** start of Task input **
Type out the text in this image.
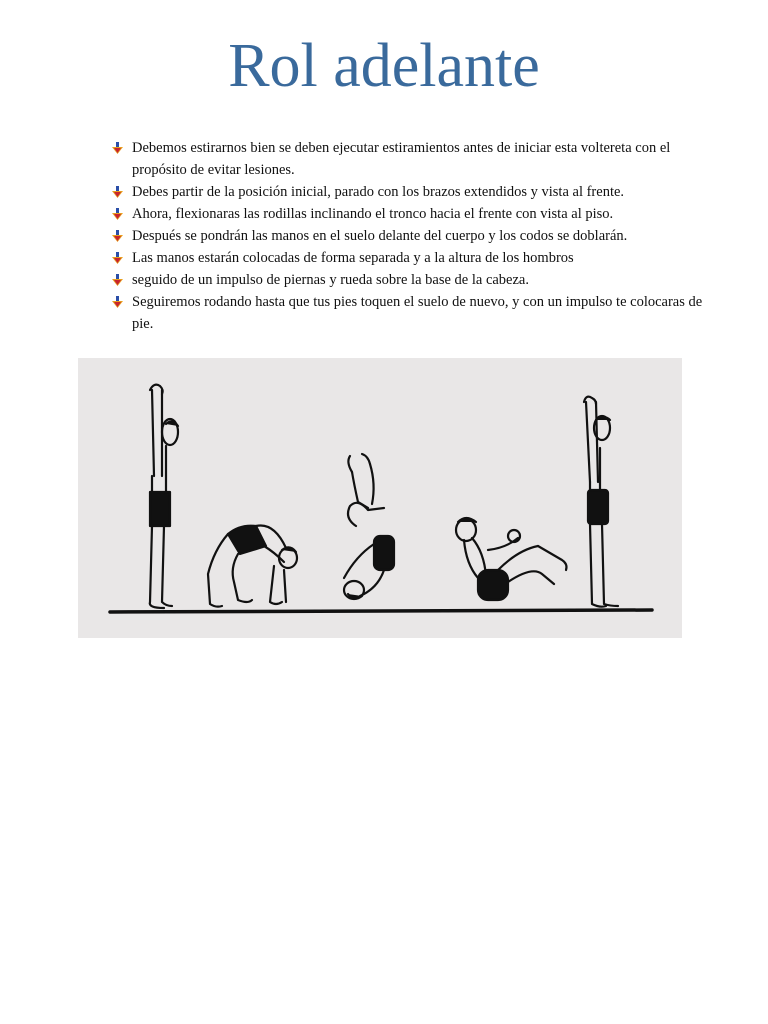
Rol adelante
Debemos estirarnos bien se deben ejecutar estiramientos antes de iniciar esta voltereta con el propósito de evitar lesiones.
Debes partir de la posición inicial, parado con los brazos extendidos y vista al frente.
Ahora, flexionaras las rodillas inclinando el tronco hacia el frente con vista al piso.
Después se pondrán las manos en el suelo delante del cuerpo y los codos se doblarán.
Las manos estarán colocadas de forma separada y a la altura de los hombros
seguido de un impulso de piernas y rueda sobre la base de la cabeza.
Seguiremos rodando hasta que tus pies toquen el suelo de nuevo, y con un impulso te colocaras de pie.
** end of Task input **
** start of Task input **
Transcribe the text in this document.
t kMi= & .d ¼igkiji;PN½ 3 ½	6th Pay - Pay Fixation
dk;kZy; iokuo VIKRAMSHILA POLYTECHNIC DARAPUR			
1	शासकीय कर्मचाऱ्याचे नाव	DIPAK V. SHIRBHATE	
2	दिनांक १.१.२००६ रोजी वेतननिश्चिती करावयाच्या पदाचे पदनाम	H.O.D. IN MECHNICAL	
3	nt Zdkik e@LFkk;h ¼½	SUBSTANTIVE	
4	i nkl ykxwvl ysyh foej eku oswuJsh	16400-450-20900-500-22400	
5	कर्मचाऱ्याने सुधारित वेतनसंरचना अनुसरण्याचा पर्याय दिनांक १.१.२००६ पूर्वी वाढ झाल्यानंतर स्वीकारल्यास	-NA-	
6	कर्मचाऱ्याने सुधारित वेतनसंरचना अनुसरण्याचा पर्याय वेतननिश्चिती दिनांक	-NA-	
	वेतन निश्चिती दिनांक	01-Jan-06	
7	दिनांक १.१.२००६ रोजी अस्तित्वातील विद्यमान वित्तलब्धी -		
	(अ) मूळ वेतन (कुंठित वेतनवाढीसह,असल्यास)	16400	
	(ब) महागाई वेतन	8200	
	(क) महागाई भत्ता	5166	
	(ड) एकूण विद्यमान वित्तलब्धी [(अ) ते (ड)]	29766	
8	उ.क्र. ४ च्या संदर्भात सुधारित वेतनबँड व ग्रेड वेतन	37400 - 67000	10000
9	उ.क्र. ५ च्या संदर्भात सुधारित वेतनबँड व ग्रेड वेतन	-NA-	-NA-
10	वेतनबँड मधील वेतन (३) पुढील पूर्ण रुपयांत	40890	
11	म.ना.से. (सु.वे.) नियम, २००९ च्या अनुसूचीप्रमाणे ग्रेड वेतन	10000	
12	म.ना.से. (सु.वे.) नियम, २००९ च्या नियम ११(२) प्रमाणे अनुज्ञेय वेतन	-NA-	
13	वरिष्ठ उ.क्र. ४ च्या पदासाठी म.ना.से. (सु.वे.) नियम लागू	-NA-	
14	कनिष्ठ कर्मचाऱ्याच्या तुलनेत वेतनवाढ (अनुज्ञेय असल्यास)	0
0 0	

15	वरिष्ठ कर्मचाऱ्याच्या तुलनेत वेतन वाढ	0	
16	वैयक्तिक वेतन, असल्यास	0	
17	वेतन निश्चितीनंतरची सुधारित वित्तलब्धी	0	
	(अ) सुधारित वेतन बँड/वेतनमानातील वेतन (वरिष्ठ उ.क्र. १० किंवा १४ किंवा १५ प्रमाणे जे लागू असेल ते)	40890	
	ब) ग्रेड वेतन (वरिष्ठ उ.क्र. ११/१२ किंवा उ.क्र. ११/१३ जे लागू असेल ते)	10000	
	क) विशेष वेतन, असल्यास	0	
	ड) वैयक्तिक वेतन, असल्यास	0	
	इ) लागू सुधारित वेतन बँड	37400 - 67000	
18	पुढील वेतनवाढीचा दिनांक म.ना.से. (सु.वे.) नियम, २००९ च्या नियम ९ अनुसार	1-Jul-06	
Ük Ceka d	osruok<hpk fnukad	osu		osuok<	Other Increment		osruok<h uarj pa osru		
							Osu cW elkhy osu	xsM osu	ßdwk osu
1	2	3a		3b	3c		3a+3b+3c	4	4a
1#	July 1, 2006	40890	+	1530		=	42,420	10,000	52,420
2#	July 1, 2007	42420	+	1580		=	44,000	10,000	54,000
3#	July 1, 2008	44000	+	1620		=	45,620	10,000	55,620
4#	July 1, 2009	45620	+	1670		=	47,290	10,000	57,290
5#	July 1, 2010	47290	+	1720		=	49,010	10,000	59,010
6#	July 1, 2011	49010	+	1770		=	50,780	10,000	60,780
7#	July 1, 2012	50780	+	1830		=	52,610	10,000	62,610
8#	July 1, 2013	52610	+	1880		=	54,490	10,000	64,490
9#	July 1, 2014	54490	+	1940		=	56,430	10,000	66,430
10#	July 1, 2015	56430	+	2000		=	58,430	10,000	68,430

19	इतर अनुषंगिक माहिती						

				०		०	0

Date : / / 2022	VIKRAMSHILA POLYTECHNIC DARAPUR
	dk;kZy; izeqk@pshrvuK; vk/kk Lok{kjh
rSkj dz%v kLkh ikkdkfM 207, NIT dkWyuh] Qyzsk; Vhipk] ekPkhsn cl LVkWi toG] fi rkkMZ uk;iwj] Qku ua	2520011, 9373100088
** end of Task input **
** start of Task input **
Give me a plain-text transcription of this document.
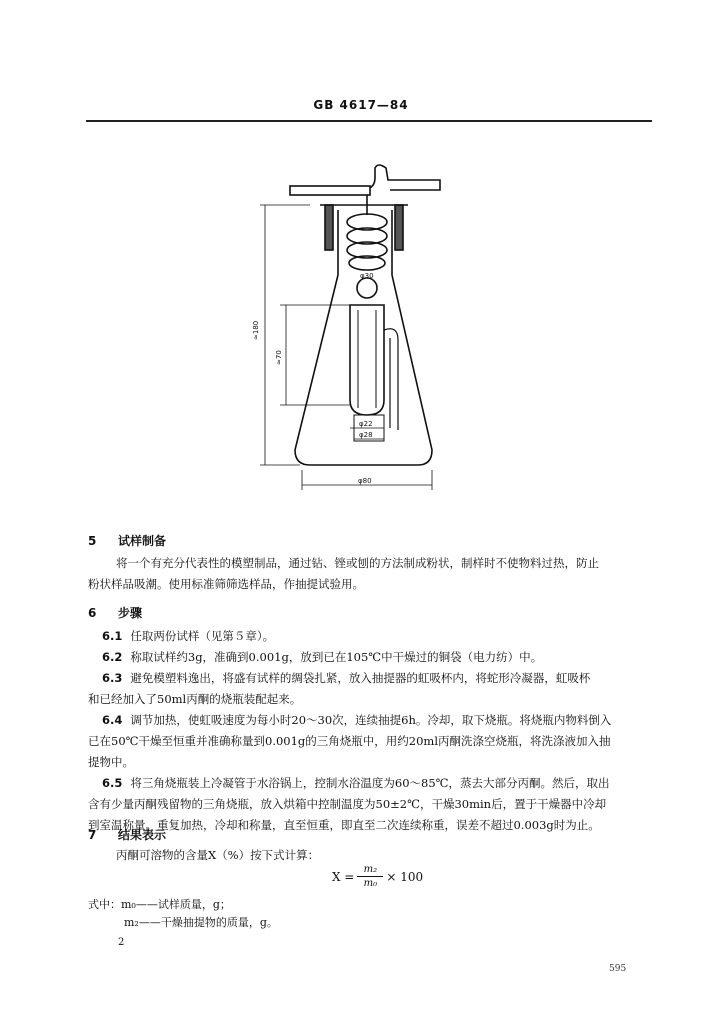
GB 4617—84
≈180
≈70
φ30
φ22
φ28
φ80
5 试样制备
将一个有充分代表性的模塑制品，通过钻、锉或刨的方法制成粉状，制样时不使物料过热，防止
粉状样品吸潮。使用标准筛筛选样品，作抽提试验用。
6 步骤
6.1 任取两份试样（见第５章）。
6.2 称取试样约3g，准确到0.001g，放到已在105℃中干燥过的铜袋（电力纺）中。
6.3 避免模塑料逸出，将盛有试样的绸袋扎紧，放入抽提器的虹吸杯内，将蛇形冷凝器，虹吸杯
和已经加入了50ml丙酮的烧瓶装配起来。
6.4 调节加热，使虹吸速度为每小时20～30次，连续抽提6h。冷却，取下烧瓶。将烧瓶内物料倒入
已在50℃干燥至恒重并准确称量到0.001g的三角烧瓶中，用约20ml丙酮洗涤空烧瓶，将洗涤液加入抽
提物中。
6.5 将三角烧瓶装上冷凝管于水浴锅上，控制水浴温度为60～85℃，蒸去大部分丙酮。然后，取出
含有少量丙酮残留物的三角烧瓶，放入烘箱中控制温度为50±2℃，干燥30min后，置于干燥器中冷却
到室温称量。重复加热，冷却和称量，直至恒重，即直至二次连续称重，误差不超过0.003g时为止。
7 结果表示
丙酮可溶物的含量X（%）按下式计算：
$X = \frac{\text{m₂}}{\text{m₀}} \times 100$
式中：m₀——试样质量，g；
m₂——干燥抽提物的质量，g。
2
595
** end of Task input **
Give only the number of lines in the material above that hold the word "July".

- Response to this exercise:
10